++++ Information provided ++++

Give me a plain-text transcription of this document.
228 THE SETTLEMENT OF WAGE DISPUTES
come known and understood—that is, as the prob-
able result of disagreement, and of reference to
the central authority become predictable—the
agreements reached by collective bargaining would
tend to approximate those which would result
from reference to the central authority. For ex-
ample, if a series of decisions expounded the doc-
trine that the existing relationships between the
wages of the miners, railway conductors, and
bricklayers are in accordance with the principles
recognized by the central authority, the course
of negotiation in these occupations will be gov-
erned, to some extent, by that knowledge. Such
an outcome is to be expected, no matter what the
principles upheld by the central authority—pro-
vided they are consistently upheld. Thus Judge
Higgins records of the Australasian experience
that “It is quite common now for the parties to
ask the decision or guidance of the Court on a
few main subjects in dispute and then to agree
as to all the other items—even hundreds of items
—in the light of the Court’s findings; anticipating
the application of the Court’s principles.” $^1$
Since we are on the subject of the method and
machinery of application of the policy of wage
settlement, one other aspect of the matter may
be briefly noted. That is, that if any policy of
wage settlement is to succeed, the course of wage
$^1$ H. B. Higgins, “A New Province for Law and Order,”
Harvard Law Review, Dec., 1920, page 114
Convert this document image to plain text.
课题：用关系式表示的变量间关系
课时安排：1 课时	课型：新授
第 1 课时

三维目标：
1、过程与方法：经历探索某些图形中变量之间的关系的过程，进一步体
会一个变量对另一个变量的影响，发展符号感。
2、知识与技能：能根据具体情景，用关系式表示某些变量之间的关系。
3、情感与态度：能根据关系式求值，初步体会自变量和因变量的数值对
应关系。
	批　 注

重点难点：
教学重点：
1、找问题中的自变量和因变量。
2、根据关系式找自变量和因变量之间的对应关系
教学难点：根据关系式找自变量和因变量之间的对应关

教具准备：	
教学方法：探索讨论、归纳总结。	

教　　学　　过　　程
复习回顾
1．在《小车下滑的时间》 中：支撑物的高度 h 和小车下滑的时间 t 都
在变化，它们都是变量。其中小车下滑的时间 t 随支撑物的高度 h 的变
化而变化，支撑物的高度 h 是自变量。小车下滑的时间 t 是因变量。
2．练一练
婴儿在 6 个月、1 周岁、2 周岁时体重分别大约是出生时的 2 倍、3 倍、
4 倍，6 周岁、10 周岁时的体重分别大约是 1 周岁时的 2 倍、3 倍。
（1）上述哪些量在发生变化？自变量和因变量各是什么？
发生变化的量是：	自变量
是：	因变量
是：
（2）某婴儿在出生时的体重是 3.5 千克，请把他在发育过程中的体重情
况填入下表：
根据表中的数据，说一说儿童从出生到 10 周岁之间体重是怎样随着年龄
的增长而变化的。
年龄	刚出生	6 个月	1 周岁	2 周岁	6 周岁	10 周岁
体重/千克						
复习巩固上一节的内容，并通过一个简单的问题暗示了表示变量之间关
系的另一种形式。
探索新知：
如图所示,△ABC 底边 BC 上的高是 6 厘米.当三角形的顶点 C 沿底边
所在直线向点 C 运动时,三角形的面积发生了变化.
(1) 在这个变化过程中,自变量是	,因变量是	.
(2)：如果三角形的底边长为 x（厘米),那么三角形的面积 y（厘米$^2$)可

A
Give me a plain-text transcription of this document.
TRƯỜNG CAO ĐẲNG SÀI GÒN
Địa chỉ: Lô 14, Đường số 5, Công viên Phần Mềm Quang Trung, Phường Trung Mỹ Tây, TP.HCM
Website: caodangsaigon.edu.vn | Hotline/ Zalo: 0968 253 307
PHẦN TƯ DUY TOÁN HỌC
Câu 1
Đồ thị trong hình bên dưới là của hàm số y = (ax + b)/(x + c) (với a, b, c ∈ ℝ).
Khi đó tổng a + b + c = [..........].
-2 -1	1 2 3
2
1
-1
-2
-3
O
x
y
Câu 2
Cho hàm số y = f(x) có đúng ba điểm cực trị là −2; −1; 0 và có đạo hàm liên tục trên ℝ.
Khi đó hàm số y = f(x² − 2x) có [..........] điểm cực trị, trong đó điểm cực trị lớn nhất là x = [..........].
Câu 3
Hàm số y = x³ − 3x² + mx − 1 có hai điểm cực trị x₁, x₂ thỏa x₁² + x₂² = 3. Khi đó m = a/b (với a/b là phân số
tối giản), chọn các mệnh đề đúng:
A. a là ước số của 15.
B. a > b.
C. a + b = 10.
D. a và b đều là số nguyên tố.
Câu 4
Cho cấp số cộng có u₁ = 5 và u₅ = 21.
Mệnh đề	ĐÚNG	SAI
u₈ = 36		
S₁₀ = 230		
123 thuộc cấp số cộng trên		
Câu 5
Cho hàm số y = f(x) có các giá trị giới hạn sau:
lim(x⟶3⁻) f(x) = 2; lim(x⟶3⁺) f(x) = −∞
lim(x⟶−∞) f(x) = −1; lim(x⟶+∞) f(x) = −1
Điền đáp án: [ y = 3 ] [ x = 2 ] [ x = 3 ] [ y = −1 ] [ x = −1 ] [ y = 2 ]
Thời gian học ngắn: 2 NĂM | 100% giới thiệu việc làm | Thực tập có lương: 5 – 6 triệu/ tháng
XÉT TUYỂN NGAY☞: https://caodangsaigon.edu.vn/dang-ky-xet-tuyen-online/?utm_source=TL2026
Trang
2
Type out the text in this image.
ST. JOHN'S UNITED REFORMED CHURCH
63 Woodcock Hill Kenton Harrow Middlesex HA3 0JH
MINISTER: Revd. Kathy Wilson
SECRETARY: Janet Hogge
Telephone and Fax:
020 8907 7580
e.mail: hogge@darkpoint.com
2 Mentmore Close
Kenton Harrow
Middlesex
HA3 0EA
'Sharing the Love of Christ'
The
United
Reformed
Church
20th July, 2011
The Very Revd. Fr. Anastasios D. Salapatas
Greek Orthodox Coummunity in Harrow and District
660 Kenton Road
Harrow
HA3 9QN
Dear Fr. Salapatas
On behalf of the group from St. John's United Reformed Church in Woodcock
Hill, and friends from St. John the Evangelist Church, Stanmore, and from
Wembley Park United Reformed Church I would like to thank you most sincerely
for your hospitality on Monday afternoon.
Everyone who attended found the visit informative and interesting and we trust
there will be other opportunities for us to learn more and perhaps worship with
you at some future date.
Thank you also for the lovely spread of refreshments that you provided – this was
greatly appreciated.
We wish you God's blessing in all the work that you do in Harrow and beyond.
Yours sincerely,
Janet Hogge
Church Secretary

++++

Your goal = Repeat the material above exactly.

Task result =
Give me a plain-text transcription of this document.
228 THE SETTLEMENT OF WAGE DISPUTES
come known and understood—that is, as the prob-
able result of disagreement, and of reference to
the central authority become predictable—the
agreements reached by collective bargaining would
tend to approximate those which would result
from reference to the central authority. For ex-
ample, if a series of decisions expounded the doc-
trine that the existing relationships between the
wages of the miners, railway conductors, and
bricklayers are in accordance with the principles
recognized by the central authority, the course
of negotiation in these occupations will be gov-
erned, to some extent, by that knowledge. Such
an outcome is to be expected, no matter what the
principles upheld by the central authority—pro-
vided they are consistently upheld. Thus Judge
Higgins records of the Australasian experience
that “It is quite common now for the parties to
ask the decision or guidance of the Court on a
few main subjects in dispute and then to agree
as to all the other items—even hundreds of items
—in the light of the Court’s findings; anticipating
the application of the Court’s principles.” $^1$
Since we are on the subject of the method and
machinery of application of the policy of wage
settlement, one other aspect of the matter may
be briefly noted. That is, that if any policy of
wage settlement is to succeed, the course of wage
$^1$ H. B. Higgins, “A New Province for Law and Order,”
Harvard Law Review, Dec., 1920, page 114
Convert this document image to plain text.
课题：用关系式表示的变量间关系
课时安排：1 课时	课型：新授
第 1 课时

三维目标：
1、过程与方法：经历探索某些图形中变量之间的关系的过程，进一步体
会一个变量对另一个变量的影响，发展符号感。
2、知识与技能：能根据具体情景，用关系式表示某些变量之间的关系。
3、情感与态度：能根据关系式求值，初步体会自变量和因变量的数值对
应关系。
	批　 注

重点难点：
教学重点：
1、找问题中的自变量和因变量。
2、根据关系式找自变量和因变量之间的对应关系
教学难点：根据关系式找自变量和因变量之间的对应关

教具准备：	
教学方法：探索讨论、归纳总结。	

教　　学　　过　　程
复习回顾
1．在《小车下滑的时间》 中：支撑物的高度 h 和小车下滑的时间 t 都
在变化，它们都是变量。其中小车下滑的时间 t 随支撑物的高度 h 的变
化而变化，支撑物的高度 h 是自变量。小车下滑的时间 t 是因变量。
2．练一练
婴儿在 6 个月、1 周岁、2 周岁时体重分别大约是出生时的 2 倍、3 倍、
4 倍，6 周岁、10 周岁时的体重分别大约是 1 周岁时的 2 倍、3 倍。
（1）上述哪些量在发生变化？自变量和因变量各是什么？
发生变化的量是：	自变量
是：	因变量
是：
（2）某婴儿在出生时的体重是 3.5 千克，请把他在发育过程中的体重情
况填入下表：
根据表中的数据，说一说儿童从出生到 10 周岁之间体重是怎样随着年龄
的增长而变化的。
年龄	刚出生	6 个月	1 周岁	2 周岁	6 周岁	10 周岁
体重/千克						
复习巩固上一节的内容，并通过一个简单的问题暗示了表示变量之间关
系的另一种形式。
探索新知：
如图所示,△ABC 底边 BC 上的高是 6 厘米.当三角形的顶点 C 沿底边
所在直线向点 C 运动时,三角形的面积发生了变化.
(1) 在这个变化过程中,自变量是	,因变量是	.
(2)：如果三角形的底边长为 x（厘米),那么三角形的面积 y（厘米$^2$)可

A
Give me a plain-text transcription of this document.
TRƯỜNG CAO ĐẲNG SÀI GÒN
Địa chỉ: Lô 14, Đường số 5, Công viên Phần Mềm Quang Trung, Phường Trung Mỹ Tây, TP.HCM
Website: caodangsaigon.edu.vn | Hotline/ Zalo: 0968 253 307
PHẦN TƯ DUY TOÁN HỌC
Câu 1
Đồ thị trong hình bên dưới là của hàm số y = (ax + b)/(x + c) (với a, b, c ∈ ℝ).
Khi đó tổng a + b + c = [..........].
-2 -1	1 2 3
2
1
-1
-2
-3
O
x
y
Câu 2
Cho hàm số y = f(x) có đúng ba điểm cực trị là −2; −1; 0 và có đạo hàm liên tục trên ℝ.
Khi đó hàm số y = f(x² − 2x) có [..........] điểm cực trị, trong đó điểm cực trị lớn nhất là x = [..........].
Câu 3
Hàm số y = x³ − 3x² + mx − 1 có hai điểm cực trị x₁, x₂ thỏa x₁² + x₂² = 3. Khi đó m = a/b (với a/b là phân số
tối giản), chọn các mệnh đề đúng:
A. a là ước số của 15.
B. a > b.
C. a + b = 10.
D. a và b đều là số nguyên tố.
Câu 4
Cho cấp số cộng có u₁ = 5 và u₅ = 21.
Mệnh đề	ĐÚNG	SAI
u₈ = 36		
S₁₀ = 230		
123 thuộc cấp số cộng trên		
Câu 5
Cho hàm số y = f(x) có các giá trị giới hạn sau:
lim(x⟶3⁻) f(x) = 2; lim(x⟶3⁺) f(x) = −∞
lim(x⟶−∞) f(x) = −1; lim(x⟶+∞) f(x) = −1
Điền đáp án: [ y = 3 ] [ x = 2 ] [ x = 3 ] [ y = −1 ] [ x = −1 ] [ y = 2 ]
Thời gian học ngắn: 2 NĂM | 100% giới thiệu việc làm | Thực tập có lương: 5 – 6 triệu/ tháng
XÉT TUYỂN NGAY☞: https://caodangsaigon.edu.vn/dang-ky-xet-tuyen-online/?utm_source=TL2026
Trang
2
Type out the text in this image.
ST. JOHN'S UNITED REFORMED CHURCH
63 Woodcock Hill Kenton Harrow Middlesex HA3 0JH
MINISTER: Revd. Kathy Wilson
SECRETARY: Janet Hogge
Telephone and Fax:
020 8907 7580
e.mail: hogge@darkpoint.com
2 Mentmore Close
Kenton Harrow
Middlesex
HA3 0EA
'Sharing the Love of Christ'
The
United
Reformed
Church
20th July, 2011
The Very Revd. Fr. Anastasios D. Salapatas
Greek Orthodox Coummunity in Harrow and District
660 Kenton Road
Harrow
HA3 9QN
Dear Fr. Salapatas
On behalf of the group from St. John's United Reformed Church in Woodcock
Hill, and friends from St. John the Evangelist Church, Stanmore, and from
Wembley Park United Reformed Church I would like to thank you most sincerely
for your hospitality on Monday afternoon.
Everyone who attended found the visit informative and interesting and we trust
there will be other opportunities for us to learn more and perhaps worship with
you at some future date.
Thank you also for the lovely spread of refreshments that you provided – this was
greatly appreciated.
We wish you God's blessing in all the work that you do in Harrow and beyond.
Yours sincerely,
Janet Hogge
Church Secretary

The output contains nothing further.